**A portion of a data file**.

··········

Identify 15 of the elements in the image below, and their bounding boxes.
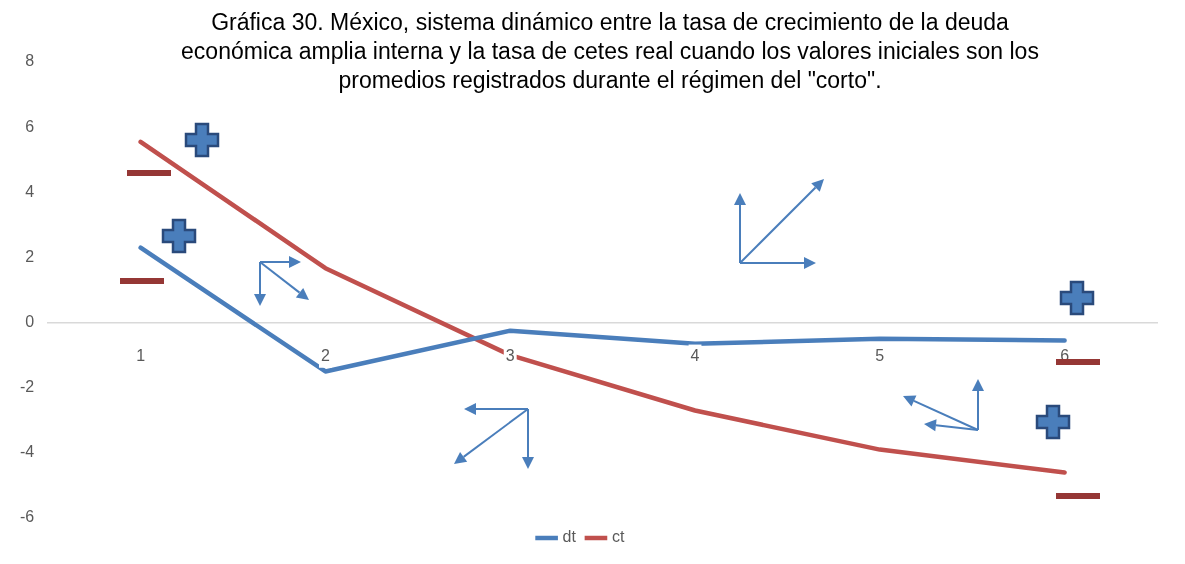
x-tick-label: 5 — [875, 346, 885, 364]
y-tick-label: 0 — [25, 312, 35, 330]
y-tick-label: 4 — [25, 182, 35, 200]
y-tick-label: -6 — [19, 508, 35, 526]
y-tick-label: 8 — [25, 52, 35, 70]
y-tick-label: -4 — [19, 443, 35, 461]
x-tick-label: 1 — [136, 346, 146, 364]
legend-label: dt — [562, 528, 577, 546]
x-tick-label: 4 — [690, 346, 700, 364]
y-tick-label: 2 — [25, 247, 35, 265]
legend-label: ct — [611, 528, 625, 546]
y-tick-label: 6 — [25, 117, 35, 135]
y-tick-label: -2 — [19, 378, 35, 396]
x-tick-label: 2 — [320, 346, 330, 364]
chart-title: Gráfica 30. México, sistema dinámico entre la tasa de crecimiento de la deuda económica amplia interna y la tasa de cetes real cuando los valores iniciales son los promedios registrados durante el régimen del "corto". — [180, 8, 1040, 95]
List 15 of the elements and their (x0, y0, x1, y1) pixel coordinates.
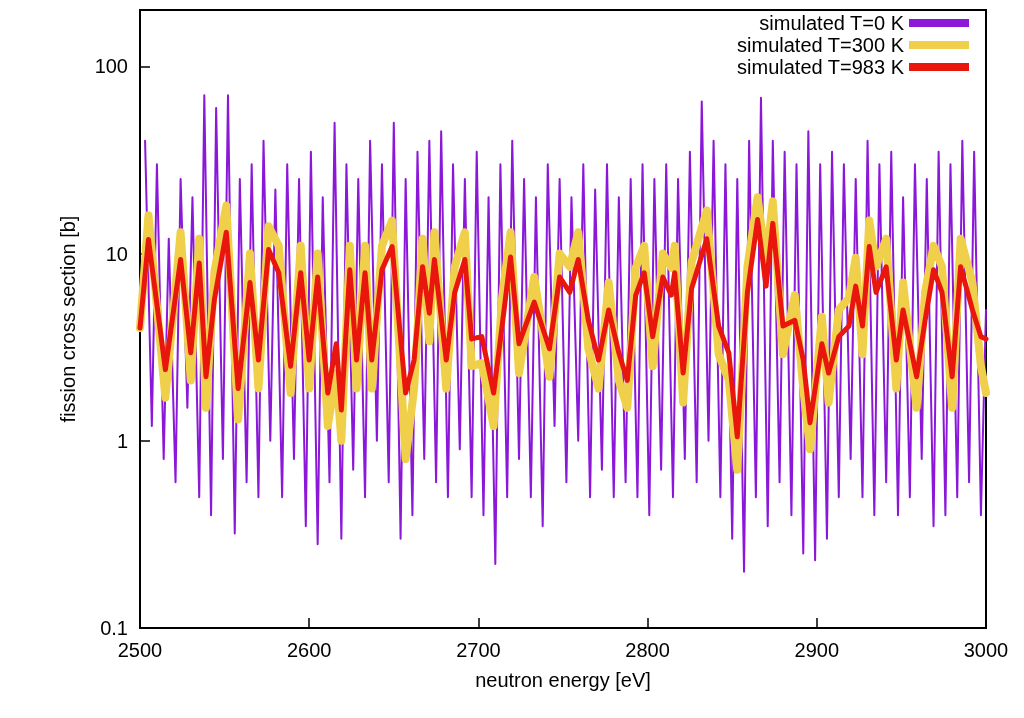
y-tick-label: 10 (105, 242, 128, 265)
x-tick-label: 3000 (963, 639, 1009, 661)
legend-label: simulated T=0 K (759, 12, 905, 34)
x-axis-title: neutron energy [eV] (475, 669, 651, 691)
x-tick-label: 2900 (794, 639, 840, 661)
x-tick-label: 2500 (117, 639, 163, 661)
x-tick-label: 2600 (286, 639, 332, 661)
x-tick-label: 2800 (625, 639, 670, 661)
y-tick-label: 0.1 (100, 617, 128, 639)
y-tick-label: 100 (94, 55, 128, 78)
y-tick-label: 1 (116, 429, 128, 452)
y-axis-title: fission cross section [b] (57, 215, 79, 423)
x-tick-label: 2700 (456, 639, 501, 661)
legend-label: simulated T=983 K (737, 56, 905, 78)
legend-label: simulated T=300 K (737, 34, 905, 56)
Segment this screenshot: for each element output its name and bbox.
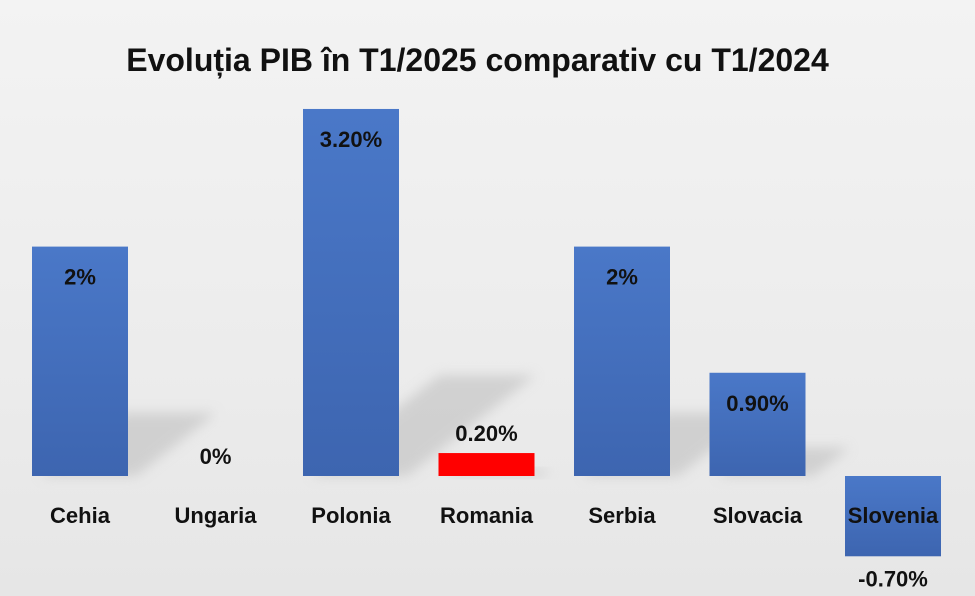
category-label-slovenia: Slovenia — [848, 503, 939, 528]
data-labels: 2% 0% 3.20% 0.20% 2% 0.90% -0.70% — [64, 127, 928, 591]
category-labels: Cehia Ungaria Polonia Romania Serbia Slovacia… — [50, 503, 939, 528]
data-label-ungaria: 0% — [200, 444, 232, 469]
bar-polonia — [303, 108, 399, 477]
data-label-serbia: 2% — [606, 265, 638, 290]
bar-slovenia — [845, 476, 941, 557]
data-label-slovacia: 0.90% — [726, 391, 788, 416]
data-label-cehia: 2% — [64, 265, 96, 290]
bar-romania — [438, 453, 535, 476]
data-label-slovenia: -0.70% — [858, 566, 928, 591]
category-label-cehia: Cehia — [50, 503, 111, 528]
chart-title: Evoluția PIB în T1/2025 comparativ cu T1… — [126, 42, 829, 78]
category-label-serbia: Serbia — [588, 503, 656, 528]
data-label-polonia: 3.20% — [320, 127, 382, 152]
category-label-romania: Romania — [440, 503, 534, 528]
bar-slovacia — [709, 372, 806, 476]
bar-cehia — [32, 246, 128, 476]
data-label-romania: 0.20% — [455, 421, 517, 446]
bar-serbia — [574, 246, 670, 476]
category-label-polonia: Polonia — [311, 503, 391, 528]
category-label-slovacia: Slovacia — [713, 503, 803, 528]
category-label-ungaria: Ungaria — [175, 503, 258, 528]
bars — [32, 108, 941, 557]
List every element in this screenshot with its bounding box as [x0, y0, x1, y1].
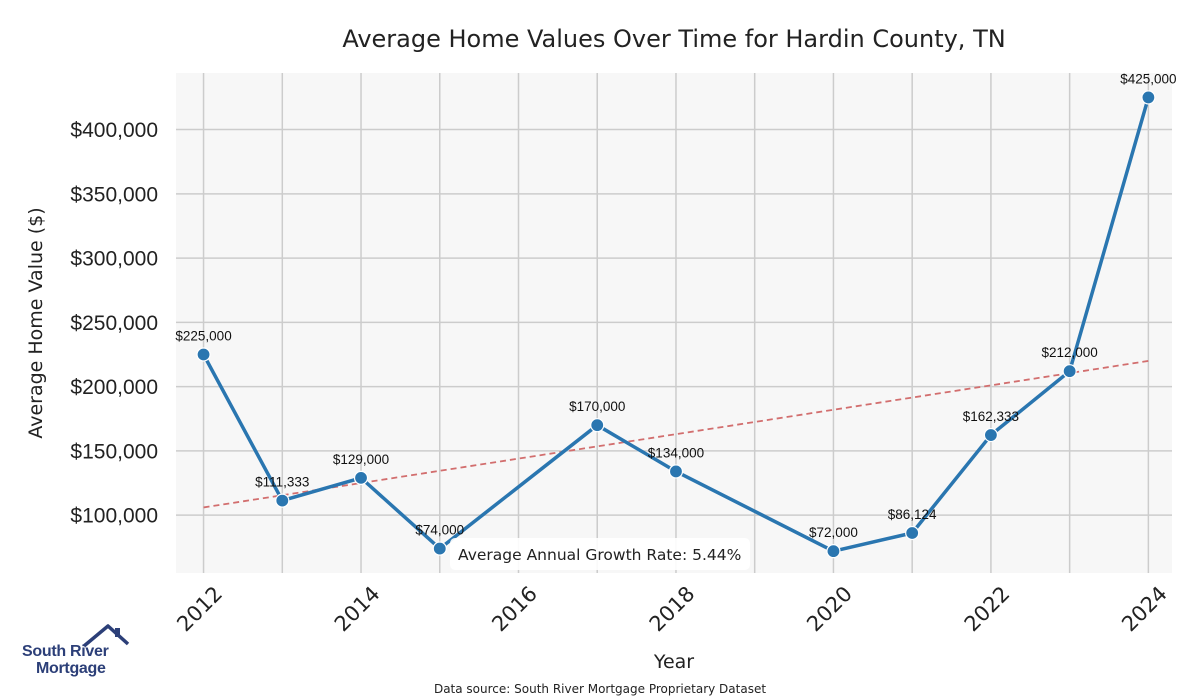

··········

**Exercise directions**.
Extract every line from the rows above word for word, keeping their order and leaving out the pictures.

**Solved exercise**.
Identify 15 of the elements in the image below, and their bounding boxes.
x-tick-label: 5 — [875, 346, 885, 364]
y-tick-label: 0 — [25, 312, 35, 330]
y-tick-label: 4 — [25, 182, 35, 200]
y-tick-label: -6 — [19, 508, 35, 526]
y-tick-label: 8 — [25, 52, 35, 70]
y-tick-label: -4 — [19, 443, 35, 461]
x-tick-label: 1 — [136, 346, 146, 364]
legend-label: dt — [562, 528, 577, 546]
x-tick-label: 4 — [690, 346, 700, 364]
y-tick-label: 2 — [25, 247, 35, 265]
legend-label: ct — [611, 528, 625, 546]
y-tick-label: 6 — [25, 117, 35, 135]
y-tick-label: -2 — [19, 378, 35, 396]
x-tick-label: 2 — [320, 346, 330, 364]
chart-title: Gráfica 30. México, sistema dinámico entre la tasa de crecimiento de la deuda económica amplia interna y la tasa de cetes real cuando los valores iniciales son los promedios registrados durante el régimen del "corto". — [180, 8, 1040, 95]
List 15 of the elements and their (x0, y0, x1, y1) pixel coordinates.
y-tick-label: 10 (105, 242, 128, 265)
x-tick-label: 3000 (963, 639, 1009, 661)
legend-label: simulated T=0 K (759, 12, 905, 34)
x-axis-title: neutron energy [eV] (475, 669, 651, 691)
x-tick-label: 2900 (794, 639, 840, 661)
x-tick-label: 2500 (117, 639, 163, 661)
x-tick-label: 2600 (286, 639, 332, 661)
x-tick-label: 2800 (625, 639, 670, 661)
y-tick-label: 0.1 (100, 617, 128, 639)
y-tick-label: 100 (94, 55, 128, 78)
y-tick-label: 1 (116, 429, 128, 452)
y-axis-title: fission cross section [b] (57, 215, 79, 423)
x-tick-label: 2700 (456, 639, 501, 661)
legend-label: simulated T=983 K (737, 56, 905, 78)
legend-label: simulated T=300 K (737, 34, 905, 56)
Segment this screenshot: for each element output its name and bbox.
category-label-slovenia: Slovenia — [848, 503, 939, 528]
data-labels: 2% 0% 3.20% 0.20% 2% 0.90% -0.70% — [64, 127, 928, 591]
category-labels: Cehia Ungaria Polonia Romania Serbia Slovacia… — [50, 503, 939, 528]
data-label-ungaria: 0% — [200, 444, 232, 469]
bar-polonia — [303, 108, 399, 477]
data-label-serbia: 2% — [606, 265, 638, 290]
bar-slovenia — [845, 476, 941, 557]
data-label-slovacia: 0.90% — [726, 391, 788, 416]
data-label-cehia: 2% — [64, 265, 96, 290]
bar-romania — [438, 453, 535, 476]
data-label-slovenia: -0.70% — [858, 566, 928, 591]
category-label-cehia: Cehia — [50, 503, 111, 528]
chart-title: Evoluția PIB în T1/2025 comparativ cu T1… — [126, 42, 829, 78]
category-label-serbia: Serbia — [588, 503, 656, 528]
data-label-polonia: 3.20% — [320, 127, 382, 152]
category-label-romania: Romania — [440, 503, 534, 528]
bar-slovacia — [709, 372, 806, 476]
bar-cehia — [32, 246, 128, 476]
data-label-romania: 0.20% — [455, 421, 517, 446]
bar-serbia — [574, 246, 670, 476]
category-label-polonia: Polonia — [311, 503, 391, 528]
category-label-slovacia: Slovacia — [713, 503, 803, 528]
category-label-ungaria: Ungaria — [175, 503, 258, 528]
bars — [32, 108, 941, 557]
List every element in this screenshot with its bounding box as [x0, y0, x1, y1].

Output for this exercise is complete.